HDU 4845

写的时候有点痛苦，变量太多了...

不过完全独立自己写完以后确实很爽，这里将钥匙的集合看作第三个维度，看作一个扩展的图此题就可以使用BFS解决了(必定是要BFS，因为要寻找最短的路径)

这里的话，需要注意位运算的利用

#include <cstdio>
#include <iostream>
#include <algorithm>
#include <queue>
#include <cstring>
using namespace std;

enum Direction{N, S, W, E};
const int maxn= 15+5;
const int maxp= 10+2;

typedef pair<int, int> P;
typedef pair<P, P> R;
int n, m, p;
int k, s;
int dr[maxn][maxn][4];
int key[maxn][maxn];
int pce[4][2]= {{-1, 0}, {1, 0}, {0, -1}, {0, 1}};
unsigned int vis[maxn][maxn][1<<maxp];

void Init()
{
	memset(dr, -1, sizeof(dr));
	memset(key, 0, sizeof(key));
}
bool InMaze(int x, int y)
{
	return x> 0 && x<= n && y> 0 && y<= m;
}
int BFS(int x, int y, int kee)
{
	int nx, ny;
	unsigned int dis;
	P tmp, tvl;
	queue<R> Q;

	memset(vis, -1, sizeof(vis));
	vis[x][y][kee]= 0;
	Q.push(R(P(x, y), P(0, kee)));
	while (Q.size()){
		tmp= Q.front().first;
		tvl= Q.front().second;
		Q.pop();
		x= tmp.first;
		y= tmp.second;
		dis= tvl.first;
		kee= tvl.second | key[x][y];
		vis[x][y][kee]= dis;
		if (n== x && m==y){
			return dis;
		}
		for (int i= 0; i< 4; ++i){
			nx= x+pce[i][0];
			ny= y+pce[i][1];	
			if (InMaze(nx, ny) && (dr[x][y][i] & kee) 
				&& vis[nx][ny][kee] > dis+1){
				Q.push(R(P(nx, ny), P(1+dis, kee)));
			}
		}		
	}

	return -1;
}
int main()
{
	while (EOF!= scanf("%d", &n)){
		int wl, x1, y1, x2, y2;
		scanf("%d %d %d", &m, &p, &k);
		Init();
		while (k--){
			scanf("%d %d %d %d %d", &x1, &y1, &x2, &y2, &wl);
			if (x1> x2){
				dr[x1][y1][N]= dr[x2][y2][S]= wl ? 1<< wl : 0; 
			}
			else if (x1< x2){
				dr[x1][y1][S]= dr[x2][y2][N]= wl ? 1<< wl : 0;
			}
			else if (y1< y2){
				dr[x1][y1][E]= dr[x2][y2][W]= wl ? 1<< wl : 0;
			}
			else{
				dr[x1][y1][W]= dr[x2][y2][E]= wl ? 1<< wl : 0;
			}
		}
		scanf("%d", &s);
		while (s--){
			scanf("%d %d %d", &x1, &y1, &wl);
			key[x1][y1] |= 1<< wl;
		}
		cout<<BFS(1, 1, 1)<<endl;
	}
	return 0;
}

+++

- _要求说明_
根据上面这篇题解回答：
(a) 作者把什么看作第三个维度？
(b) 作者说这道题必须用哪种方法解决，给出的理由是什么？
(c) 代码的 main 函数调用 BFS 时，传入的三个参数是什么？

带框布局条目列表:
+++

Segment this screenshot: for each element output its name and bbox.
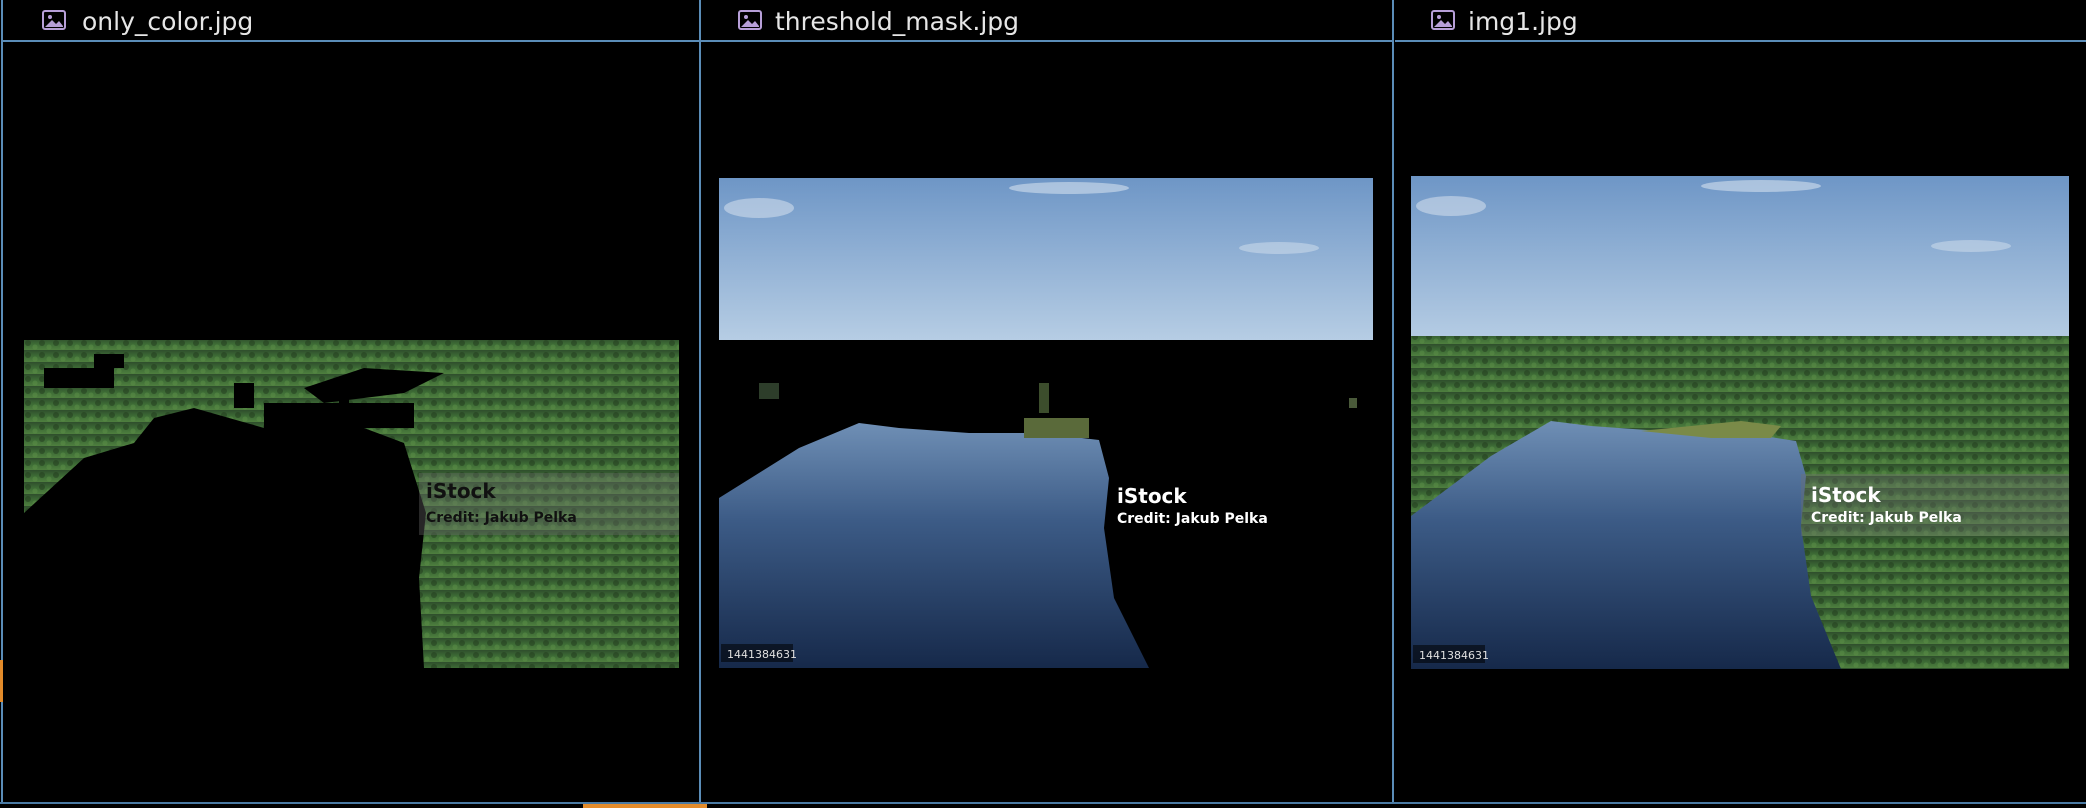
- image-display: iStock Credit: Jakub Pelka 1441384631: [1411, 176, 2069, 669]
- image-file-icon: [42, 10, 66, 30]
- image-pane-only-color[interactable]: only_color.jpg iStock Credit: Jakub Pelk…: [2, 0, 699, 804]
- pane-divider[interactable]: [1392, 0, 1394, 804]
- pane-tab-header[interactable]: threshold_mask.jpg: [701, 0, 1393, 42]
- pane-divider[interactable]: [699, 0, 701, 804]
- image-file-icon: [1431, 10, 1455, 30]
- bottom-border: [0, 802, 2086, 804]
- edge-marker: [0, 660, 3, 702]
- image-id-label: 1441384631: [727, 648, 797, 661]
- watermark-credit: Credit: Jakub Pelka: [1117, 511, 1268, 527]
- watermark-brand: iStock: [1117, 484, 1187, 508]
- pane-tab-header[interactable]: only_color.jpg: [2, 0, 699, 42]
- watermark-credit: Credit: Jakub Pelka: [426, 510, 577, 526]
- image-display: iStock Credit: Jakub Pelka 1441384631: [719, 178, 1373, 668]
- active-tab-indicator: [583, 804, 707, 808]
- pane-file-name: img1.jpg: [1468, 7, 1578, 36]
- image-id-label: 1441384631: [1419, 649, 1489, 662]
- pane-tab-header[interactable]: img1.jpg: [1395, 0, 2086, 42]
- watermark-brand: iStock: [1811, 483, 1881, 507]
- watermark-credit: Credit: Jakub Pelka: [1811, 510, 1962, 526]
- image-pane-img1[interactable]: img1.jpg iStock Credit: Jakub Pelka 1441…: [1395, 0, 2086, 804]
- pane-file-name: only_color.jpg: [82, 7, 254, 36]
- image-pane-threshold-mask[interactable]: threshold_mask.jpg iStock Credit: Jakub …: [701, 0, 1393, 804]
- image-display: iStock Credit: Jakub Pelka: [24, 338, 679, 668]
- image-file-icon: [738, 10, 762, 30]
- image-comparison-viewer: only_color.jpg iStock Credit: Jakub Pelk…: [0, 0, 2086, 808]
- pane-file-name: threshold_mask.jpg: [775, 7, 1020, 36]
- watermark-brand: iStock: [426, 479, 496, 503]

+++

- _练习作答_
(a) 钥匙的集合。
(b) 必须用 BFS，因为要寻找最短的路径。
(c) 1、1、1，即 BFS(1, 1, 1)。